* _Stated task_: Images are excluded; otherwise, output every record exactly.

>>>

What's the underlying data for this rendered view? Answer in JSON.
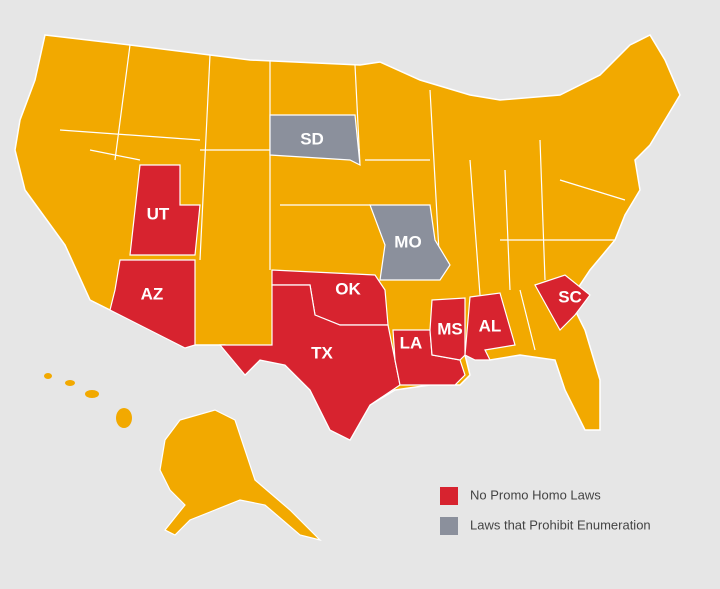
{
  "map": {
    "legend": [
      {
        "label": "No Promo Homo Laws",
        "color": "#d7232f",
        "states": [
          "UT",
          "AZ",
          "OK",
          "TX",
          "LA",
          "MS",
          "AL",
          "SC"
        ]
      },
      {
        "label": "Laws that Prohibit Enumeration",
        "color": "#8b909c",
        "states": [
          "SD",
          "MO"
        ]
      }
    ]
  }
}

<<<

* _Output of the task_:
What's the underlying data for this rendered view? Answer in JSON.
{
  "map": {
    "legend": [
      {
        "label": "No Promo Homo Laws",
        "color": "#d7232f",
        "states": [
          "UT",
          "AZ",
          "OK",
          "TX",
          "LA",
          "MS",
          "AL",
          "SC"
        ]
      },
      {
        "label": "Laws that Prohibit Enumeration",
        "color": "#8b909c",
        "states": [
          "SD",
          "MO"
        ]
      }
    ]
  }
}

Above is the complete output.